* **Stated goal**: Write out every entry exactly as it stands.

* **Source records**:
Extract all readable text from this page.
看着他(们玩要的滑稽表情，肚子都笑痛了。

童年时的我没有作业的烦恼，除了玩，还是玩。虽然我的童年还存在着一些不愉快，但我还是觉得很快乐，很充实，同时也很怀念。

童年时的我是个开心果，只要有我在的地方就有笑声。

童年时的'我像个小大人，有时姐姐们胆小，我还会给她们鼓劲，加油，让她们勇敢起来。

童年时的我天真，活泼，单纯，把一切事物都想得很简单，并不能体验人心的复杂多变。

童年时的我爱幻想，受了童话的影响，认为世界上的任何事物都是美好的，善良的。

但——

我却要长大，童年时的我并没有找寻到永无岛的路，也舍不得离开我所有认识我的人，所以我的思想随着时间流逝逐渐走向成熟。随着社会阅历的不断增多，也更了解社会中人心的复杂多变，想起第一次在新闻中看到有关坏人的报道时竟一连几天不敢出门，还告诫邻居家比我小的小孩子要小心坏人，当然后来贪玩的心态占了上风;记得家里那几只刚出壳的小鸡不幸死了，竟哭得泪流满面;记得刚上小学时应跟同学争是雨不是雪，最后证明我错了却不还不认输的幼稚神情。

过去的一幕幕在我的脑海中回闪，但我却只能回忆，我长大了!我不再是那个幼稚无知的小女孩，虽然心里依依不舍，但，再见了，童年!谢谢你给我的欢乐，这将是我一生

* **Solution to this exercise**:
Extract all readable text from this page.
看着他(们玩要的滑稽表情，肚子都笑痛了。

童年时的我没有作业的烦恼，除了玩，还是玩。虽然我的童年还存在着一些不愉快，但我还是觉得很快乐，很充实，同时也很怀念。

童年时的我是个开心果，只要有我在的地方就有笑声。

童年时的'我像个小大人，有时姐姐们胆小，我还会给她们鼓劲，加油，让她们勇敢起来。

童年时的我天真，活泼，单纯，把一切事物都想得很简单，并不能体验人心的复杂多变。

童年时的我爱幻想，受了童话的影响，认为世界上的任何事物都是美好的，善良的。

但——

我却要长大，童年时的我并没有找寻到永无岛的路，也舍不得离开我所有认识我的人，所以我的思想随着时间流逝逐渐走向成熟。随着社会阅历的不断增多，也更了解社会中人心的复杂多变，想起第一次在新闻中看到有关坏人的报道时竟一连几天不敢出门，还告诫邻居家比我小的小孩子要小心坏人，当然后来贪玩的心态占了上风;记得家里那几只刚出壳的小鸡不幸死了，竟哭得泪流满面;记得刚上小学时应跟同学争是雨不是雪，最后证明我错了却不还不认输的幼稚神情。

过去的一幕幕在我的脑海中回闪，但我却只能回忆，我长大了!我不再是那个幼稚无知的小女孩，虽然心里依依不舍，但，再见了，童年!谢谢你给我的欢乐，这将是我一生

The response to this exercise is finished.